▶ TASK TO CARRY OUT:
State the number of lines where "settings" appears. Add nothing else.

▶ GIVEN RECORDS:
──────

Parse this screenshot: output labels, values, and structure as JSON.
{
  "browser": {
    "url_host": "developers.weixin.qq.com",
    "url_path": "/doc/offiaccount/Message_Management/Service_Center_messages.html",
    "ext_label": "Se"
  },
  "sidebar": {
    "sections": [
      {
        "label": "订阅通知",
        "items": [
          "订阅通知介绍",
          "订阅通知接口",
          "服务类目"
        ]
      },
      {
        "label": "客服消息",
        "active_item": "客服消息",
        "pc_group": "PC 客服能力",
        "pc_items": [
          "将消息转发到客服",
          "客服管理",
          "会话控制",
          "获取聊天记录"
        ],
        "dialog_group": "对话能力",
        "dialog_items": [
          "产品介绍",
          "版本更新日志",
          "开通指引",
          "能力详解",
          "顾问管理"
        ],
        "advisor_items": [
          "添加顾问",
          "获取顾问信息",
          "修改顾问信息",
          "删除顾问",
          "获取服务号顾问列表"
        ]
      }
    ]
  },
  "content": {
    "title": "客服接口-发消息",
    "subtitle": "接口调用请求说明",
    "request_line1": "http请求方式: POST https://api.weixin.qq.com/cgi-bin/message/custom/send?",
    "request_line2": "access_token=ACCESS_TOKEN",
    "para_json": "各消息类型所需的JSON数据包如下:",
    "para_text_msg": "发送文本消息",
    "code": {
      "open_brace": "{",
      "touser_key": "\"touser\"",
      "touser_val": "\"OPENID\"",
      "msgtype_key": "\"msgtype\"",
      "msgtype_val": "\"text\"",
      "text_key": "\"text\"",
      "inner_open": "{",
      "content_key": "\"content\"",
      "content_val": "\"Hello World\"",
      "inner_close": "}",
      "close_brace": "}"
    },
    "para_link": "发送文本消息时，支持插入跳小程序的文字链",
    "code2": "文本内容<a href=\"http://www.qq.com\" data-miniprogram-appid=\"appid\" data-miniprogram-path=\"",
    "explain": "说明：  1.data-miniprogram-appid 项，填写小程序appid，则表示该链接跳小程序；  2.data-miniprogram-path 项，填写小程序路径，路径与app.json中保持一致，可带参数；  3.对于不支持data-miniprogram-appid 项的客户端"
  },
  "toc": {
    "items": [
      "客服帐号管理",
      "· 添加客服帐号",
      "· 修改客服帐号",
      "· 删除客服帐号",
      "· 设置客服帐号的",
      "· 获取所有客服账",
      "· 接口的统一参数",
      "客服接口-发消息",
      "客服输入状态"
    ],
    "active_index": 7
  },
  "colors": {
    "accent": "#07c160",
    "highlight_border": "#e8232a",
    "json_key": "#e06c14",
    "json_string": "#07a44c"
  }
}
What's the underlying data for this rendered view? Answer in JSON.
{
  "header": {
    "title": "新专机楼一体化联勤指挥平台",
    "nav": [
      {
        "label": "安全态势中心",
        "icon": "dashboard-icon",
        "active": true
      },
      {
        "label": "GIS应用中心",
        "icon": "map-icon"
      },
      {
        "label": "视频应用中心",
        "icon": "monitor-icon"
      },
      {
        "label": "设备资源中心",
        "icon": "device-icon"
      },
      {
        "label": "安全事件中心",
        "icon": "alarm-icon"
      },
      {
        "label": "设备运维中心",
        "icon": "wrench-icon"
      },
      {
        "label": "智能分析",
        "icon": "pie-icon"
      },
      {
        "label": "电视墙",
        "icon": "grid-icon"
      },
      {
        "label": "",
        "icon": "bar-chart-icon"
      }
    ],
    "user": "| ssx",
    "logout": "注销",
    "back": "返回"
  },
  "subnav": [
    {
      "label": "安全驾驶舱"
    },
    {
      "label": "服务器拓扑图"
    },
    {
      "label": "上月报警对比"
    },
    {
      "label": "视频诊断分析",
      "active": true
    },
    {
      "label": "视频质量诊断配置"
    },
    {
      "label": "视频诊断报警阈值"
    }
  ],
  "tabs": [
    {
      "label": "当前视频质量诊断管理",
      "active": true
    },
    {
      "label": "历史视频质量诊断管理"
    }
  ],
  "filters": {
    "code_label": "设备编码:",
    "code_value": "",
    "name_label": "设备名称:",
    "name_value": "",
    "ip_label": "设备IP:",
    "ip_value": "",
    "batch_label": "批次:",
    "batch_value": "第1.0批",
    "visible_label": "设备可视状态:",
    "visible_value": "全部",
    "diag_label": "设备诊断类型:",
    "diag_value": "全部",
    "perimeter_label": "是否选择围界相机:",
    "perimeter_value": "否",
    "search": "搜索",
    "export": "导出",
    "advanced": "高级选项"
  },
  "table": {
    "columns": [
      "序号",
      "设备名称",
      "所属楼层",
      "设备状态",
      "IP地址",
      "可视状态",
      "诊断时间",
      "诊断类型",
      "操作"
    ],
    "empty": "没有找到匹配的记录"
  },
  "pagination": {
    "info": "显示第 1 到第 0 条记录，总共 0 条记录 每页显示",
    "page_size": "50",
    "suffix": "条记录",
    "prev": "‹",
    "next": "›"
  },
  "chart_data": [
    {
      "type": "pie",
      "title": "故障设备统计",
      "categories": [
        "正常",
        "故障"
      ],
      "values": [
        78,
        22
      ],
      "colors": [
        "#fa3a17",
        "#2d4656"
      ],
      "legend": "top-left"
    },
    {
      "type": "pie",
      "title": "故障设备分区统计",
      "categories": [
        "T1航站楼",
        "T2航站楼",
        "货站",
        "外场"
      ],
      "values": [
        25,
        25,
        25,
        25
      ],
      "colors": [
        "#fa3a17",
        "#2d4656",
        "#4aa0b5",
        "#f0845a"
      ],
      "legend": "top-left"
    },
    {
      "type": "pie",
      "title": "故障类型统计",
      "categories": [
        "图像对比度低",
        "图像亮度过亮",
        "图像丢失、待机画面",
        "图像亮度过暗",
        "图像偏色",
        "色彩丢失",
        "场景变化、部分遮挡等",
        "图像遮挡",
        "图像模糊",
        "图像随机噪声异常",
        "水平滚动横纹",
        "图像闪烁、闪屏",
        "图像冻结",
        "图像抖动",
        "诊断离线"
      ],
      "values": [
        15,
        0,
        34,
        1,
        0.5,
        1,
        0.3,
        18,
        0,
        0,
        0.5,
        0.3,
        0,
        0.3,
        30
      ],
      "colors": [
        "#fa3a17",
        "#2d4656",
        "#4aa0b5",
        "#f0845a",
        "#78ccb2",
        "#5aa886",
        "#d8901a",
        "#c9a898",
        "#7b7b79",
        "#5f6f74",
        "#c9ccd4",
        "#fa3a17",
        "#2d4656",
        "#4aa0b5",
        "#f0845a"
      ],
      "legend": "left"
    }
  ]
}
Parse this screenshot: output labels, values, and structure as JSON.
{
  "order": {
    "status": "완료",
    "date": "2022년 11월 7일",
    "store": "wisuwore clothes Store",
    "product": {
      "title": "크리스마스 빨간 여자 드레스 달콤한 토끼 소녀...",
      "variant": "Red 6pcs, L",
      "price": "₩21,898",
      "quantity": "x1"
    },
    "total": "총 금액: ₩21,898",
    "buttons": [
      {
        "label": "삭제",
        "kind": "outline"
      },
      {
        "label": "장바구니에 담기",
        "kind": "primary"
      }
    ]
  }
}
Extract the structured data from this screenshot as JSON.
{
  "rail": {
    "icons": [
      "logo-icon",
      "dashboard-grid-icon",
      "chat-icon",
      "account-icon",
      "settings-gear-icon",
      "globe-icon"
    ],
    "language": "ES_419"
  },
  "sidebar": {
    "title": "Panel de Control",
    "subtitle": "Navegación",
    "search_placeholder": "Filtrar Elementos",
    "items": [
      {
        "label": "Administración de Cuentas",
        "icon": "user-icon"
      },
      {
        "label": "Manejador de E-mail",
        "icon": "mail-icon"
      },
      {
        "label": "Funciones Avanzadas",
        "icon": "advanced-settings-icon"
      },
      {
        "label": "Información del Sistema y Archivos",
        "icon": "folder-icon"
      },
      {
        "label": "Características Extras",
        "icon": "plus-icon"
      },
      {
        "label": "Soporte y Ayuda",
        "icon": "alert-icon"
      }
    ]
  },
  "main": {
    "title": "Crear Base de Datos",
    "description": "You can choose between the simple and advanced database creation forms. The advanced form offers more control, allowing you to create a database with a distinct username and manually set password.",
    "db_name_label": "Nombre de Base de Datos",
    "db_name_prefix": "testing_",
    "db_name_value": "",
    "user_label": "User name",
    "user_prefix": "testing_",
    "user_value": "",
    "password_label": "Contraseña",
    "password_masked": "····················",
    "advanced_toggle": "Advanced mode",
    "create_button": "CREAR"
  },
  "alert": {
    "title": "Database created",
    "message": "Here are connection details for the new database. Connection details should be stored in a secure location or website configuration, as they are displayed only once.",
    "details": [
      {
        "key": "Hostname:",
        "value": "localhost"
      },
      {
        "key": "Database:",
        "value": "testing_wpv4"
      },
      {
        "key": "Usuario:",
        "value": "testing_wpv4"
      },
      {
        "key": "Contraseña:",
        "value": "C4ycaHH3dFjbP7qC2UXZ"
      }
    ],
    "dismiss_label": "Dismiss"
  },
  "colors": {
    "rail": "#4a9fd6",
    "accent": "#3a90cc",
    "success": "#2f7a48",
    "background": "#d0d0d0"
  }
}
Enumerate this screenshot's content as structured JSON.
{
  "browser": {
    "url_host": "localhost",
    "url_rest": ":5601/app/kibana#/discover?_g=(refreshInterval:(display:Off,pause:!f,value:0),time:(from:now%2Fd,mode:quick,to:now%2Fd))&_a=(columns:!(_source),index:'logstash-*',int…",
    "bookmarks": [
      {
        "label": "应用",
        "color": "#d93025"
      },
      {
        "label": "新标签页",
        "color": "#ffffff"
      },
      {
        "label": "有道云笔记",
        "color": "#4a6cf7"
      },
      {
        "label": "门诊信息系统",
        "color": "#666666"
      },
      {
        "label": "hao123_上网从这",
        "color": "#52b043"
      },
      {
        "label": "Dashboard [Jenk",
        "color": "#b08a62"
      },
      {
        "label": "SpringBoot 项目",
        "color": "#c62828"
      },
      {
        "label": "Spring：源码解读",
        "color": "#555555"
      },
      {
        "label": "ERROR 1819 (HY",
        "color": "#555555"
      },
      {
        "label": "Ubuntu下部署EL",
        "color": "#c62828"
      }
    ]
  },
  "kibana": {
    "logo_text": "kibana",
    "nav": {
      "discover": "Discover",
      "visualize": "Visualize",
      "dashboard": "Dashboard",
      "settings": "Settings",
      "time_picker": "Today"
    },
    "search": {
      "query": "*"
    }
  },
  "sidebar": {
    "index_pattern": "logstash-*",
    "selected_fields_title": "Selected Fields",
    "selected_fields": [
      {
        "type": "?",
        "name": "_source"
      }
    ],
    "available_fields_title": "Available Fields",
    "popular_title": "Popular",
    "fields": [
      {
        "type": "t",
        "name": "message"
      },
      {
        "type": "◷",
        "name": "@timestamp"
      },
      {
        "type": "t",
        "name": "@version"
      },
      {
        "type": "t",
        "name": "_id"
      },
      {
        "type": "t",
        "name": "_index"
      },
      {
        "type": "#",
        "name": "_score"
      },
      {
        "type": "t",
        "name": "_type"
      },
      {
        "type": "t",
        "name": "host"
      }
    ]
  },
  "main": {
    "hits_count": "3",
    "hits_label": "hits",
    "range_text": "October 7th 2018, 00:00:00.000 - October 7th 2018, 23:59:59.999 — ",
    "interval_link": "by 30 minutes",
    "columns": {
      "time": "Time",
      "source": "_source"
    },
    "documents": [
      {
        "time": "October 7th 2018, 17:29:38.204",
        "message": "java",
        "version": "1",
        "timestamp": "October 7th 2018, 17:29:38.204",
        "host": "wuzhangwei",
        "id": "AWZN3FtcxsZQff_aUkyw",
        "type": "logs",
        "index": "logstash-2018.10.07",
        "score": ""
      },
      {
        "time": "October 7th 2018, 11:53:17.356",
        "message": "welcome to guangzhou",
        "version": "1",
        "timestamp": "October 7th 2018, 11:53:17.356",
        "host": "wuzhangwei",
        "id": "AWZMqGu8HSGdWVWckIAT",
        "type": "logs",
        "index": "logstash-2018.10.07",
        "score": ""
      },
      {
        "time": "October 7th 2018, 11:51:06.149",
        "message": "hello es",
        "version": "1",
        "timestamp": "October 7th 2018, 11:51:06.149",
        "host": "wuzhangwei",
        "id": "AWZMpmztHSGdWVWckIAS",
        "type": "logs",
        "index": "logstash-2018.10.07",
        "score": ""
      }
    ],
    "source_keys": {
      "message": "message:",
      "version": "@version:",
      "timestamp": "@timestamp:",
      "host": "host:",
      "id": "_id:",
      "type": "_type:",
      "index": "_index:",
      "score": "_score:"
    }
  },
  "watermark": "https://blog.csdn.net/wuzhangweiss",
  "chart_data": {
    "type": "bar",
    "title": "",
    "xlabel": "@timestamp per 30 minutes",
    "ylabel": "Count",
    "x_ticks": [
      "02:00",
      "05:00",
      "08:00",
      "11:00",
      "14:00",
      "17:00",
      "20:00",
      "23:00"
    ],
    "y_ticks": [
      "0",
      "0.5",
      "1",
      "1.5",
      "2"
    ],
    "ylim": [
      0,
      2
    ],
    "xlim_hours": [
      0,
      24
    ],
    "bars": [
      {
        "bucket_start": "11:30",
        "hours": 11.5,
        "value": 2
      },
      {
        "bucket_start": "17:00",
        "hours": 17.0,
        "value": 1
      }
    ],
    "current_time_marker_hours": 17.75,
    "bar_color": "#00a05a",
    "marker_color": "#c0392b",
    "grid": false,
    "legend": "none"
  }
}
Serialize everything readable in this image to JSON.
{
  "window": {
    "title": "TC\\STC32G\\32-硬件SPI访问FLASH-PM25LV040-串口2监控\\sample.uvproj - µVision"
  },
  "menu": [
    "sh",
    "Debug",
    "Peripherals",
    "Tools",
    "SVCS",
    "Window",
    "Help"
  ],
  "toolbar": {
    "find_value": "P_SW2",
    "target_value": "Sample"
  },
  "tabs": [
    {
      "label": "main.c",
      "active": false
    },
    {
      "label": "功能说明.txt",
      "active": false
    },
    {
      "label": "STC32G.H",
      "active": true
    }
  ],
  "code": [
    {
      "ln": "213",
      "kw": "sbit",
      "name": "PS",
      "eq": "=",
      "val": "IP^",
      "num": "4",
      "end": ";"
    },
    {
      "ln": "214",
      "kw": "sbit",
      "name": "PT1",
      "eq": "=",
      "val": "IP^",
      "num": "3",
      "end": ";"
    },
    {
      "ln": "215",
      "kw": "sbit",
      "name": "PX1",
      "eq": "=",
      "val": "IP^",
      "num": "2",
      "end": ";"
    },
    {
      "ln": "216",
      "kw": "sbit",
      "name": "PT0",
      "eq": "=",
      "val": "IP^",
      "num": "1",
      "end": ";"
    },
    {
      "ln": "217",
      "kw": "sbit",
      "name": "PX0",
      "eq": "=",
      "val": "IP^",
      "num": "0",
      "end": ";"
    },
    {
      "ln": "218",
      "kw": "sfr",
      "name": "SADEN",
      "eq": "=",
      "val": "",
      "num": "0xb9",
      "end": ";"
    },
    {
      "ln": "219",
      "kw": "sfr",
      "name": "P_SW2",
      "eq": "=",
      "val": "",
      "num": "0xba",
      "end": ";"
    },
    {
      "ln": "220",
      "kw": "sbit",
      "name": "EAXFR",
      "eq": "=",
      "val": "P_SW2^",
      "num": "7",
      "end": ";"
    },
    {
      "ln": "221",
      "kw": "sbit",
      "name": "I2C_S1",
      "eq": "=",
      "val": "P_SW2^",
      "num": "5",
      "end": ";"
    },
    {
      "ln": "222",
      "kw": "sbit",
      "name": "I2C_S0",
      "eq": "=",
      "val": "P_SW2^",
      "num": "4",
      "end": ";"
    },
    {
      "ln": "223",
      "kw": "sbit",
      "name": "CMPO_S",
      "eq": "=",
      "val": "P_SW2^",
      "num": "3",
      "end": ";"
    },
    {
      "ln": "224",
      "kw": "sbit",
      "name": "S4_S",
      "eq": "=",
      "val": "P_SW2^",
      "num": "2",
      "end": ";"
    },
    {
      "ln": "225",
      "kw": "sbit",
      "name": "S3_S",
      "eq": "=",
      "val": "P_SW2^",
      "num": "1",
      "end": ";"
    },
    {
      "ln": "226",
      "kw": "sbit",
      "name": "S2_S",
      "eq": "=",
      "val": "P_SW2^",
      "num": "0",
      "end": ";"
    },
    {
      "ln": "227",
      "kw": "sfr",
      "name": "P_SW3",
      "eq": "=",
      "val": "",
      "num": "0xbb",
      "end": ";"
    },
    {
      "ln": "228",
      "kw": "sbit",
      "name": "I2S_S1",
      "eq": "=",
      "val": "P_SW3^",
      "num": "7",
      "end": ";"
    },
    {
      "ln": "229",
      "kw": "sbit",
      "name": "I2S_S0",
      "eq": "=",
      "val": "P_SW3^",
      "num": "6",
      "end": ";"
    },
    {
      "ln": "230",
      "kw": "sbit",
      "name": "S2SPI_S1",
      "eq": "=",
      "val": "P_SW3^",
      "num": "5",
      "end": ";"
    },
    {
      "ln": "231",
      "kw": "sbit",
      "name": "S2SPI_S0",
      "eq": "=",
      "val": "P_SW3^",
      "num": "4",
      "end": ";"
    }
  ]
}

──────

▶ TASK RESPONSE:
3